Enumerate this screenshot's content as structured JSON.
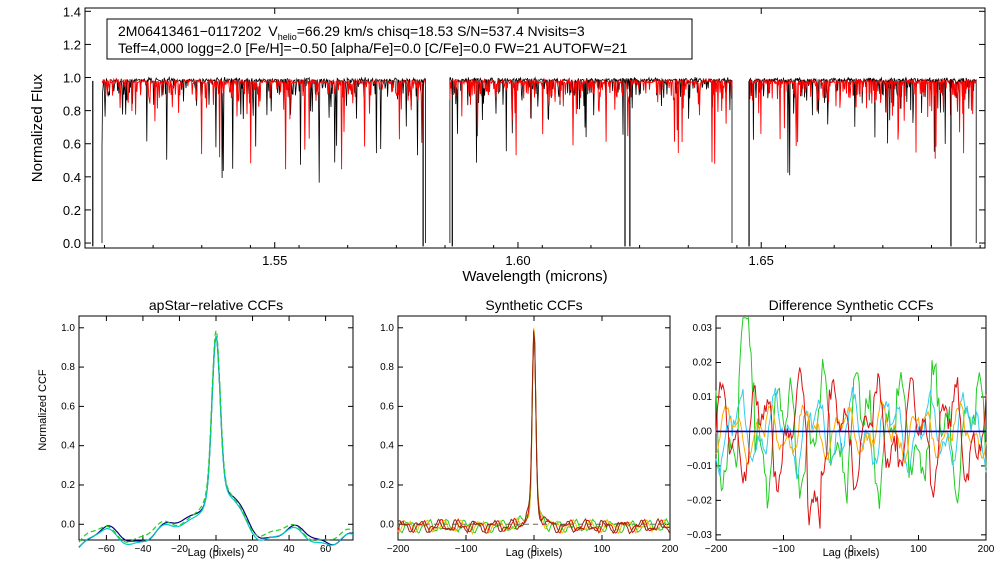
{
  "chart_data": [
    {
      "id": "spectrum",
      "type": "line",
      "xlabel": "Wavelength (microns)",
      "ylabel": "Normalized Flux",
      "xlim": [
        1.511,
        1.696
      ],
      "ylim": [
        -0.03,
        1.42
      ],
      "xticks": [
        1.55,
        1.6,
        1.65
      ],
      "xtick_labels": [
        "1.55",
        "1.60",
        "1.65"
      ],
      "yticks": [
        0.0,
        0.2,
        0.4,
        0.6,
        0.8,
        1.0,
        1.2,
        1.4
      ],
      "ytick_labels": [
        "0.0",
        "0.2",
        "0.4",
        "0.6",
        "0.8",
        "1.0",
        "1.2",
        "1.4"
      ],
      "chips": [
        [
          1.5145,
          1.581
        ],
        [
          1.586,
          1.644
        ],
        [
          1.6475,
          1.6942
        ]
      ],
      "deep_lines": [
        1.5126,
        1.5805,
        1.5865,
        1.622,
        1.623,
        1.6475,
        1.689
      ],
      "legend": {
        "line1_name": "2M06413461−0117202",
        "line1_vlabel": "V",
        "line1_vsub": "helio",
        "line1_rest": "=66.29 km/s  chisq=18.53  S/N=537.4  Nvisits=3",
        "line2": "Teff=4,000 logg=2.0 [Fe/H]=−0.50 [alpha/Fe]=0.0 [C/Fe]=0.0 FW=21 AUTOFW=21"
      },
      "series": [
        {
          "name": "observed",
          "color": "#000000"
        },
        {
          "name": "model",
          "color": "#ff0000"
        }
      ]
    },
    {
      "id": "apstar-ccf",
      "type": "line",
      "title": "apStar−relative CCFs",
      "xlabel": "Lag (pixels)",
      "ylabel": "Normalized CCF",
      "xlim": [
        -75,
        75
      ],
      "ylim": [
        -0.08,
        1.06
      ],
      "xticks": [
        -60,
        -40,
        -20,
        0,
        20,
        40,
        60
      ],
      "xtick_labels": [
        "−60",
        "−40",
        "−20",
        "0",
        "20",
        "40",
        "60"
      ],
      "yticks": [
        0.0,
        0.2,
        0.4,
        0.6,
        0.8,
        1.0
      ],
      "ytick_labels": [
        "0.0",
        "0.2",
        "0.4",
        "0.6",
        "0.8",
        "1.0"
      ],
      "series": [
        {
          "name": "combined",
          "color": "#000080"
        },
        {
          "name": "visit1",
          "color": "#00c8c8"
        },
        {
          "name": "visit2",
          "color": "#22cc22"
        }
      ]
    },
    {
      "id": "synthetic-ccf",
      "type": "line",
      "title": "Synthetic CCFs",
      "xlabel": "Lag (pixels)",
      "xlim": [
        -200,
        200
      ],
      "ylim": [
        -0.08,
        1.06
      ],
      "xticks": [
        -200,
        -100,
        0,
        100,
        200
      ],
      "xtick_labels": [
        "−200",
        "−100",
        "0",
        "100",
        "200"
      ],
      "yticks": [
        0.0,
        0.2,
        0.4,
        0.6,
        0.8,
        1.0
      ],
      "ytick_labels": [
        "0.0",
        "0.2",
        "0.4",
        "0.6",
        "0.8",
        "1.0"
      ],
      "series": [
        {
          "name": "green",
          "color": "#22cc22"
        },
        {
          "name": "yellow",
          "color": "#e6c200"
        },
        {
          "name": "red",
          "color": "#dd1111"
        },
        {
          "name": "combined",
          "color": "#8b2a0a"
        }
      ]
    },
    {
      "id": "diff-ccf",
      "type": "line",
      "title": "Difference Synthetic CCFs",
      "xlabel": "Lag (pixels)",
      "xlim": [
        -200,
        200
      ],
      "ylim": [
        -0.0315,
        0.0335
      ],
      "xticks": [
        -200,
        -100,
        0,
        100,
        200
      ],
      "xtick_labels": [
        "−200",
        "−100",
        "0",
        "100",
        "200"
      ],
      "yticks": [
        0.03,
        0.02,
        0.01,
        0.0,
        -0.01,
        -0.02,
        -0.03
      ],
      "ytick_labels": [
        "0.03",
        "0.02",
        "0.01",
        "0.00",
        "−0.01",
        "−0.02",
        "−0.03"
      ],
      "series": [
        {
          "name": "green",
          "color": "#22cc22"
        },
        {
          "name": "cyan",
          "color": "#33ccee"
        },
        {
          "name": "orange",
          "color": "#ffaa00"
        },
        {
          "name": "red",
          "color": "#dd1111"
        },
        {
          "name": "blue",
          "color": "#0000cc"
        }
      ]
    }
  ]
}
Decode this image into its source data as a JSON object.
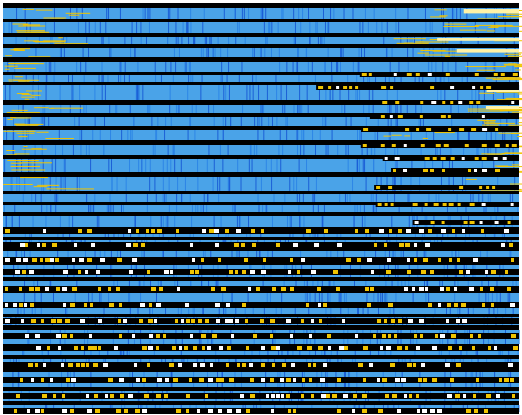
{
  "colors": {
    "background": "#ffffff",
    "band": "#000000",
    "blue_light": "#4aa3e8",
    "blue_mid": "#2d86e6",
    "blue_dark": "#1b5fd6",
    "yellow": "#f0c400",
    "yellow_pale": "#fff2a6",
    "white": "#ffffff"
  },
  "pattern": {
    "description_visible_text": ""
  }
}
--------
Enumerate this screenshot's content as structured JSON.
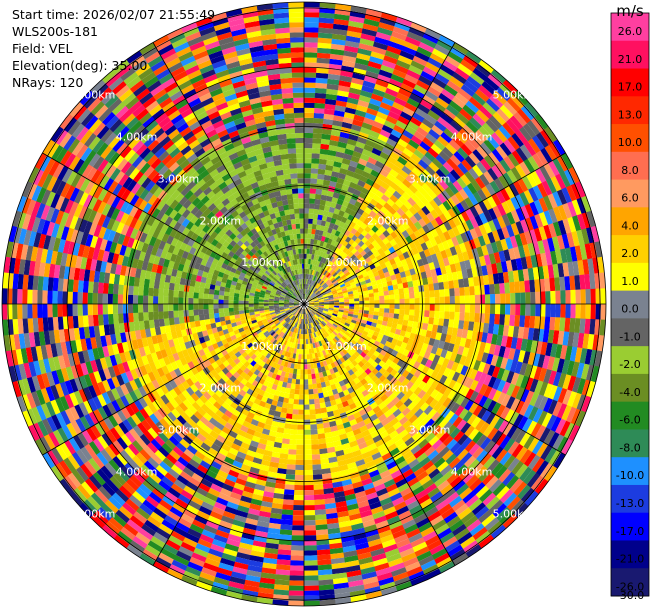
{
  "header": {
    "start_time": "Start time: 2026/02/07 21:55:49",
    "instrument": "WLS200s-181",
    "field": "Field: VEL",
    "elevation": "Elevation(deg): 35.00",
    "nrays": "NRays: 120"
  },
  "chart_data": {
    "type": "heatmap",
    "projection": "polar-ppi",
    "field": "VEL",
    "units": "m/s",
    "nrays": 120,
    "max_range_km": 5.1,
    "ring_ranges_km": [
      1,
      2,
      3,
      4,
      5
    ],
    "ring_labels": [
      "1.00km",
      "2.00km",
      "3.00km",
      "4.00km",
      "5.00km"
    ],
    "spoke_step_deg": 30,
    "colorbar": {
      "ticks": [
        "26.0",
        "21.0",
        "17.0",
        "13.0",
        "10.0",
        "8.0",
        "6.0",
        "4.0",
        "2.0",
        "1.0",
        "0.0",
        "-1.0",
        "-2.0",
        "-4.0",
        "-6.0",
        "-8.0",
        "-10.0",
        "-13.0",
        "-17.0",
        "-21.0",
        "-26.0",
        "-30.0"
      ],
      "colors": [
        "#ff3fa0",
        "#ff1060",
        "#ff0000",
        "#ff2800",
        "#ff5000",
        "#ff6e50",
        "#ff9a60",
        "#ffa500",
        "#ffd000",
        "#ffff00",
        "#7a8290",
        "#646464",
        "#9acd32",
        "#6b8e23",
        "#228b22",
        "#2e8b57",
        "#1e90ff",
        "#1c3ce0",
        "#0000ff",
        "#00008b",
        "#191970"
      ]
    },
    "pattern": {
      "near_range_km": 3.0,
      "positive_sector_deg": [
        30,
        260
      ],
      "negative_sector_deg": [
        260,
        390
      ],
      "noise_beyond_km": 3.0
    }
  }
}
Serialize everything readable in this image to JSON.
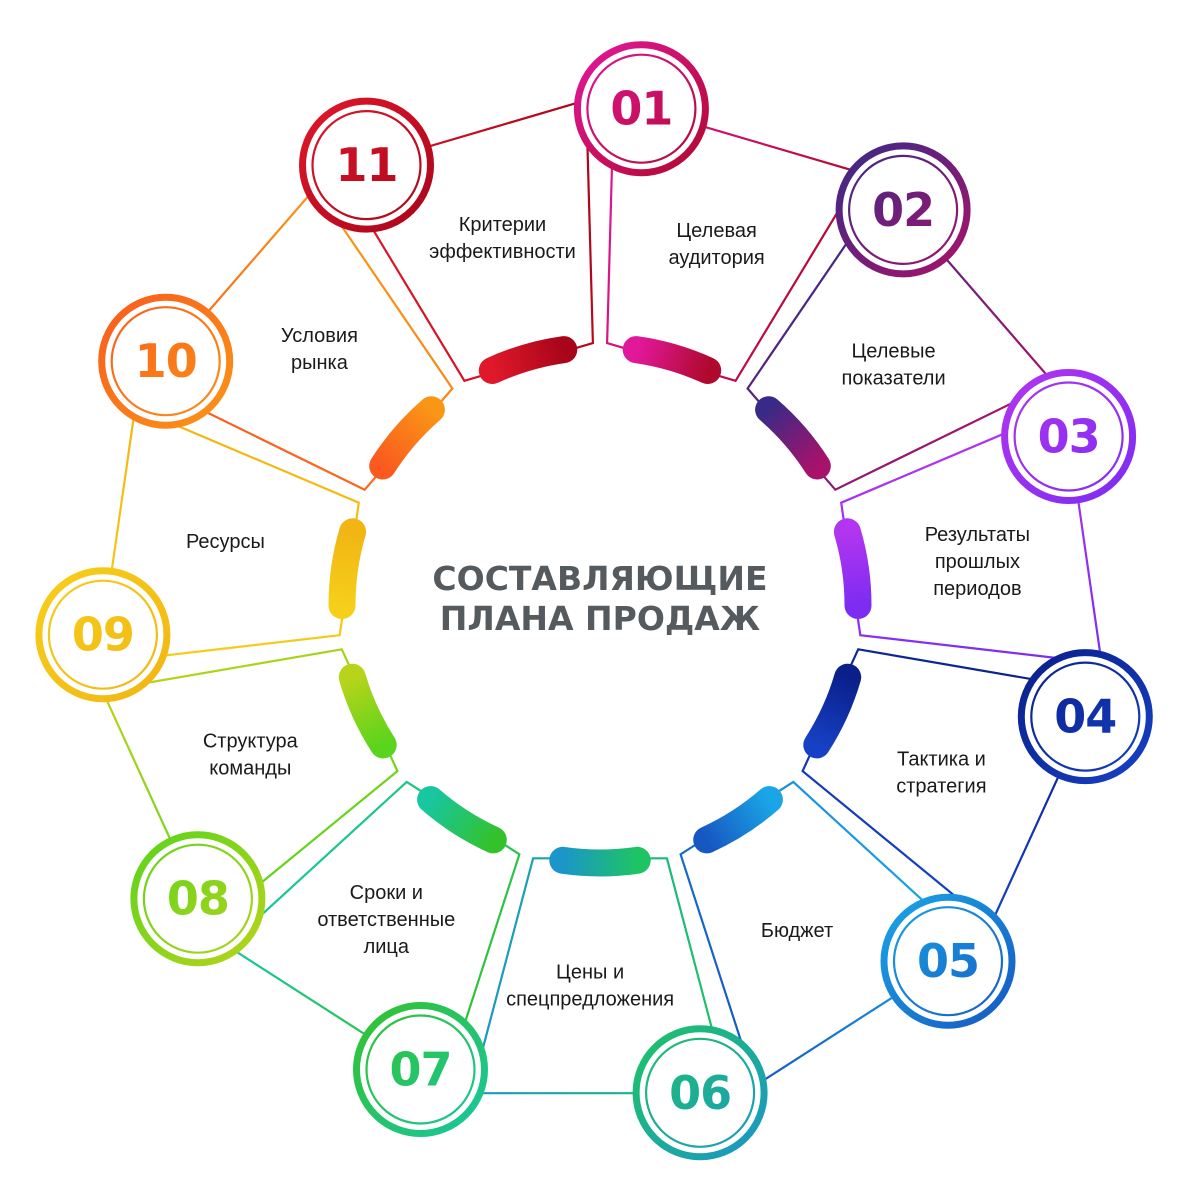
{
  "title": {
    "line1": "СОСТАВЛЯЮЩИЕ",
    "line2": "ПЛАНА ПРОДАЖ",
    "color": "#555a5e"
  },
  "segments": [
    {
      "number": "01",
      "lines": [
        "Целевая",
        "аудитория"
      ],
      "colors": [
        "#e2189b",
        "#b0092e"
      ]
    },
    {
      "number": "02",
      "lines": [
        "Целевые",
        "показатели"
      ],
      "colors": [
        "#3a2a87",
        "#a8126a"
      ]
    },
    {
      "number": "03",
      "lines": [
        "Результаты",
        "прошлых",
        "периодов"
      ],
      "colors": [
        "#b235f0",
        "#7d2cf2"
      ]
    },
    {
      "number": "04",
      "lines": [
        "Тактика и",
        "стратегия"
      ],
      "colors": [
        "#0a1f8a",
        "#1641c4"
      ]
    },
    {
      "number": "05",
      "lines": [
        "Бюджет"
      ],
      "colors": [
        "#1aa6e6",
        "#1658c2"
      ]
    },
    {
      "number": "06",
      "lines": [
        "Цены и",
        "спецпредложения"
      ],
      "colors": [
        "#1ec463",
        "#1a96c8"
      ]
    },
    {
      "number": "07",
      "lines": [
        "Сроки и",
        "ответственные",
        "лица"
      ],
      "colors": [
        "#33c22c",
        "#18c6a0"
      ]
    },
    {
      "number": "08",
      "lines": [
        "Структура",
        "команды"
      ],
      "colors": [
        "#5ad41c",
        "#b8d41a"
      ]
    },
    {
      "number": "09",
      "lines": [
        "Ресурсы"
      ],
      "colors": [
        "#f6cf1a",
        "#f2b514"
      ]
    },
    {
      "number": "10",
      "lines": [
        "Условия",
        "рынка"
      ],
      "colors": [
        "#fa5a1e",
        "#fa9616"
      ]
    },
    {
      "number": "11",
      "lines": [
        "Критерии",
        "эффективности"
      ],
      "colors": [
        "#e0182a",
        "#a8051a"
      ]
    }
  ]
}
--------
Problem to solve: Give the number of lines that hold the word "JSON" in these records, with nothing added.

Solved exercise: 4